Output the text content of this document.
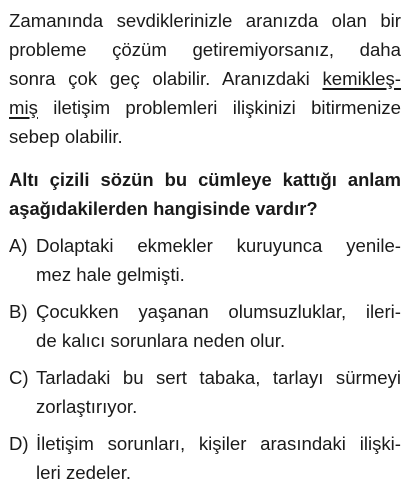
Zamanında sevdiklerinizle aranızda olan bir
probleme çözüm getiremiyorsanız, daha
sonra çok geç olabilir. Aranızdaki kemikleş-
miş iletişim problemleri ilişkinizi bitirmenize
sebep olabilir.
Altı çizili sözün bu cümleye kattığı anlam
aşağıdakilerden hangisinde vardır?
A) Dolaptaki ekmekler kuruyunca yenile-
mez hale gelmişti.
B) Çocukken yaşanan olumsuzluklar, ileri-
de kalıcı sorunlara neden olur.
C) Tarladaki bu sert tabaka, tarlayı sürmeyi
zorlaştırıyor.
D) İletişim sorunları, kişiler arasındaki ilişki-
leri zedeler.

[Task instructions]: Take the listing above and print it exactly, apart from the pictures.

[Written solution]:
Output the text content of this document.
Zamanında sevdiklerinizle aranızda olan bir
probleme çözüm getiremiyorsanız, daha
sonra çok geç olabilir. Aranızdaki kemikleş-
miş iletişim problemleri ilişkinizi bitirmenize
sebep olabilir.
Altı çizili sözün bu cümleye kattığı anlam
aşağıdakilerden hangisinde vardır?
A) Dolaptaki ekmekler kuruyunca yenile-
mez hale gelmişti.
B) Çocukken yaşanan olumsuzluklar, ileri-
de kalıcı sorunlara neden olur.
C) Tarladaki bu sert tabaka, tarlayı sürmeyi
zorlaştırıyor.
D) İletişim sorunları, kişiler arasındaki ilişki-
leri zedeler.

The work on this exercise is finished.